What the exercise asks: What is the number of lines holding the word "pellentesque"? Write that number and nothing else.

((

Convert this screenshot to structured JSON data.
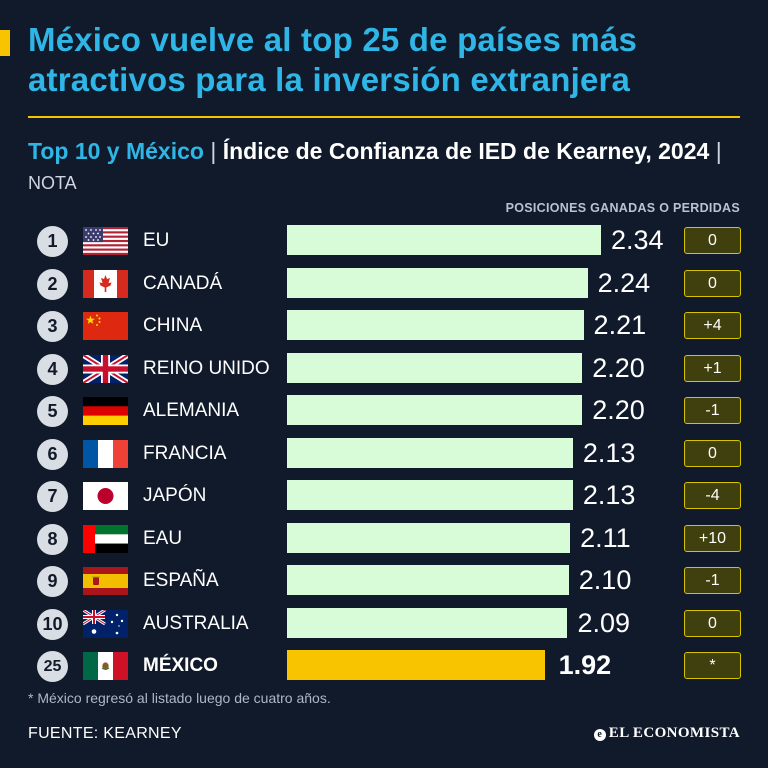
{
  "header": {
    "title": "México vuelve al top 25 de países más atractivos para la inversión extranjera",
    "subtitle_highlight": "Top 10 y México",
    "subtitle_separator": " | ",
    "subtitle_main": "Índice de Confianza de IED de Kearney, 2024",
    "subtitle_note": "NOTA",
    "column_header": "POSICIONES GANADAS O PERDIDAS",
    "accent_color": "#f8c400",
    "title_color": "#2fb6e6"
  },
  "chart_data": {
    "type": "bar",
    "orientation": "horizontal",
    "title": "Índice de Confianza de IED de Kearney, 2024",
    "xlim": [
      0,
      2.6
    ],
    "categories": [
      "EU",
      "CANADÁ",
      "CHINA",
      "REINO UNIDO",
      "ALEMANIA",
      "FRANCIA",
      "JAPÓN",
      "EAU",
      "ESPAÑA",
      "AUSTRALIA",
      "MÉXICO"
    ],
    "ranks": [
      "1",
      "2",
      "3",
      "4",
      "5",
      "6",
      "7",
      "8",
      "9",
      "10",
      "25"
    ],
    "values": [
      2.34,
      2.24,
      2.21,
      2.2,
      2.2,
      2.13,
      2.13,
      2.11,
      2.1,
      2.09,
      1.92
    ],
    "value_labels": [
      "2.34",
      "2.24",
      "2.21",
      "2.20",
      "2.20",
      "2.13",
      "2.13",
      "2.11",
      "2.10",
      "2.09",
      "1.92"
    ],
    "position_changes": [
      "0",
      "0",
      "+4",
      "+1",
      "-1",
      "0",
      "-4",
      "+10",
      "-1",
      "0",
      "*"
    ],
    "flags": [
      "usa-flag-icon",
      "canada-flag-icon",
      "china-flag-icon",
      "uk-flag-icon",
      "germany-flag-icon",
      "france-flag-icon",
      "japan-flag-icon",
      "uae-flag-icon",
      "spain-flag-icon",
      "australia-flag-icon",
      "mexico-flag-icon"
    ],
    "highlight_index": 10,
    "bar_color": "#d8fbd8",
    "highlight_color": "#f8c400"
  },
  "footer": {
    "footnote": "* México regresó al listado luego de cuatro años.",
    "source": "FUENTE: KEARNEY",
    "brand": "EL ECONOMISTA"
  }
}
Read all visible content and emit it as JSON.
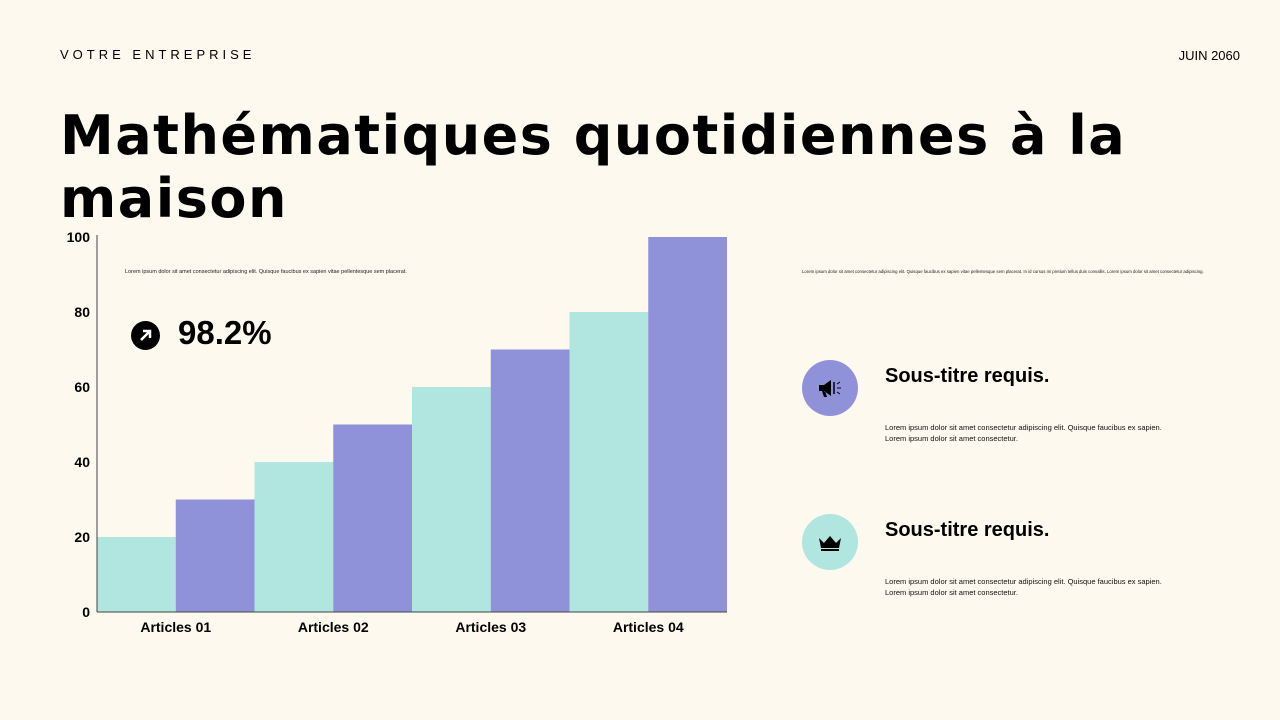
{
  "header": {
    "company": "VOTRE ENTREPRISE",
    "date": "JUIN 2060",
    "title": "Mathématiques quotidiennes à la maison"
  },
  "chart_note": "Lorem ipsum dolor sit amet consectetur adipiscing elit. Quisque faucibus ex sapien vitae pellentesque sem placerat.",
  "stat": {
    "value": "98.2%",
    "icon": "arrow-up-right-icon"
  },
  "right_note": "Lorem ipsum dolor sit amet consectetur adipiscing elit. Quisque faucibus ex sapien vitae pellentesque sem placerat. In id cursus mi pretium tellus duis convallis. Lorem ipsum dolor sit amet consectetur adipiscing.",
  "features": [
    {
      "icon": "megaphone-icon",
      "color": "#8f92d8",
      "title": "Sous-titre requis.",
      "line1": "Lorem ipsum dolor sit amet consectetur adipiscing elit. Quisque faucibus ex sapien.",
      "line2": "Lorem ipsum dolor sit amet consectetur."
    },
    {
      "icon": "crown-icon",
      "color": "#b0e5e0",
      "title": "Sous-titre requis.",
      "line1": "Lorem ipsum dolor sit amet consectetur adipiscing elit. Quisque faucibus ex sapien.",
      "line2": "Lorem ipsum dolor sit amet consectetur."
    }
  ],
  "chart_data": {
    "type": "bar",
    "categories": [
      "Articles 01",
      "Articles 02",
      "Articles 03",
      "Articles 04"
    ],
    "series": [
      {
        "values": [
          20,
          40,
          60,
          80
        ],
        "color": "#b0e5e0"
      },
      {
        "values": [
          30,
          50,
          70,
          100
        ],
        "color": "#8f92d8"
      }
    ],
    "ylim": [
      0,
      100
    ],
    "yticks": [
      0,
      20,
      40,
      60,
      80,
      100
    ],
    "grid": false
  }
}
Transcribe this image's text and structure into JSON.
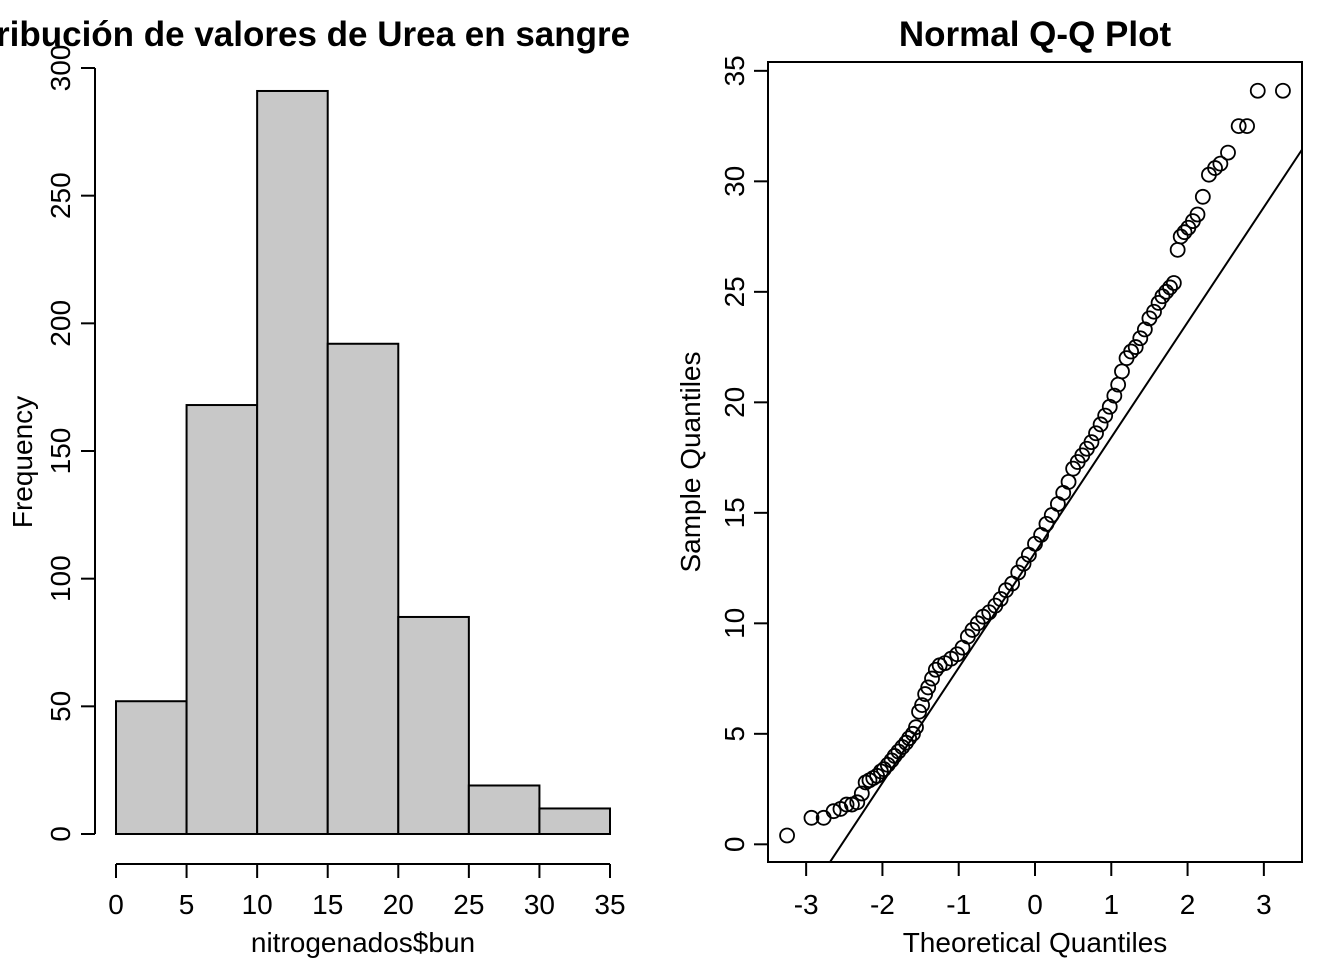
{
  "chart_data": [
    {
      "type": "bar",
      "title": "Distribución de valores de Urea en sangre",
      "xlabel": "nitrogenados$bun",
      "ylabel": "Frequency",
      "bins": [
        [
          0,
          5
        ],
        [
          5,
          10
        ],
        [
          10,
          15
        ],
        [
          15,
          20
        ],
        [
          20,
          25
        ],
        [
          25,
          30
        ],
        [
          30,
          35
        ]
      ],
      "values": [
        52,
        168,
        291,
        192,
        85,
        19,
        10
      ],
      "xlim": [
        0,
        35
      ],
      "ylim": [
        0,
        300
      ],
      "xticks": [
        0,
        5,
        10,
        15,
        20,
        25,
        30,
        35
      ],
      "yticks": [
        0,
        50,
        100,
        150,
        200,
        250,
        300
      ],
      "bar_color": "#c8c8c8",
      "grid": false
    },
    {
      "type": "scatter",
      "title": "Normal Q-Q Plot",
      "xlabel": "Theoretical Quantiles",
      "ylabel": "Sample Quantiles",
      "xticks": [
        -3,
        -2,
        -1,
        0,
        1,
        2,
        3
      ],
      "yticks": [
        0,
        5,
        10,
        15,
        20,
        25,
        30,
        35
      ],
      "xlim": [
        -3.5,
        3.5
      ],
      "ylim": [
        -0.8,
        35.4
      ],
      "qq_line": {
        "slope": 5.21,
        "intercept": 13.2
      },
      "points": [
        [
          -3.25,
          0.4
        ],
        [
          -2.93,
          1.2
        ],
        [
          -2.77,
          1.2
        ],
        [
          -2.64,
          1.5
        ],
        [
          -2.55,
          1.6
        ],
        [
          -2.47,
          1.8
        ],
        [
          -2.4,
          1.8
        ],
        [
          -2.33,
          1.9
        ],
        [
          -2.27,
          2.3
        ],
        [
          -2.22,
          2.8
        ],
        [
          -2.17,
          2.9
        ],
        [
          -2.12,
          3.0
        ],
        [
          -2.07,
          3.1
        ],
        [
          -2.02,
          3.3
        ],
        [
          -1.98,
          3.4
        ],
        [
          -1.93,
          3.6
        ],
        [
          -1.88,
          3.8
        ],
        [
          -1.84,
          4.0
        ],
        [
          -1.79,
          4.2
        ],
        [
          -1.74,
          4.4
        ],
        [
          -1.69,
          4.6
        ],
        [
          -1.65,
          4.8
        ],
        [
          -1.6,
          5.0
        ],
        [
          -1.56,
          5.3
        ],
        [
          -1.52,
          6.0
        ],
        [
          -1.48,
          6.3
        ],
        [
          -1.44,
          6.8
        ],
        [
          -1.4,
          7.1
        ],
        [
          -1.35,
          7.5
        ],
        [
          -1.3,
          7.9
        ],
        [
          -1.25,
          8.1
        ],
        [
          -1.18,
          8.2
        ],
        [
          -1.1,
          8.4
        ],
        [
          -1.02,
          8.6
        ],
        [
          -0.95,
          8.9
        ],
        [
          -0.88,
          9.4
        ],
        [
          -0.82,
          9.7
        ],
        [
          -0.75,
          10.0
        ],
        [
          -0.68,
          10.3
        ],
        [
          -0.6,
          10.5
        ],
        [
          -0.52,
          10.8
        ],
        [
          -0.45,
          11.1
        ],
        [
          -0.38,
          11.5
        ],
        [
          -0.3,
          11.8
        ],
        [
          -0.22,
          12.3
        ],
        [
          -0.15,
          12.7
        ],
        [
          -0.08,
          13.1
        ],
        [
          0.0,
          13.6
        ],
        [
          0.08,
          14.0
        ],
        [
          0.15,
          14.5
        ],
        [
          0.22,
          14.9
        ],
        [
          0.3,
          15.4
        ],
        [
          0.37,
          15.9
        ],
        [
          0.44,
          16.4
        ],
        [
          0.5,
          17.0
        ],
        [
          0.56,
          17.3
        ],
        [
          0.62,
          17.6
        ],
        [
          0.68,
          17.9
        ],
        [
          0.74,
          18.2
        ],
        [
          0.8,
          18.6
        ],
        [
          0.86,
          19.0
        ],
        [
          0.92,
          19.4
        ],
        [
          0.98,
          19.8
        ],
        [
          1.04,
          20.3
        ],
        [
          1.09,
          20.8
        ],
        [
          1.14,
          21.4
        ],
        [
          1.2,
          22.0
        ],
        [
          1.26,
          22.3
        ],
        [
          1.32,
          22.5
        ],
        [
          1.38,
          22.9
        ],
        [
          1.44,
          23.3
        ],
        [
          1.5,
          23.8
        ],
        [
          1.56,
          24.1
        ],
        [
          1.62,
          24.5
        ],
        [
          1.67,
          24.8
        ],
        [
          1.72,
          25.0
        ],
        [
          1.77,
          25.2
        ],
        [
          1.82,
          25.4
        ],
        [
          1.87,
          26.9
        ],
        [
          1.91,
          27.5
        ],
        [
          1.96,
          27.7
        ],
        [
          2.01,
          27.9
        ],
        [
          2.07,
          28.2
        ],
        [
          2.13,
          28.5
        ],
        [
          2.2,
          29.3
        ],
        [
          2.28,
          30.3
        ],
        [
          2.36,
          30.6
        ],
        [
          2.43,
          30.8
        ],
        [
          2.53,
          31.3
        ],
        [
          2.67,
          32.5
        ],
        [
          2.78,
          32.5
        ],
        [
          2.92,
          34.1
        ],
        [
          3.25,
          34.1
        ]
      ]
    }
  ]
}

))

Final answer: 2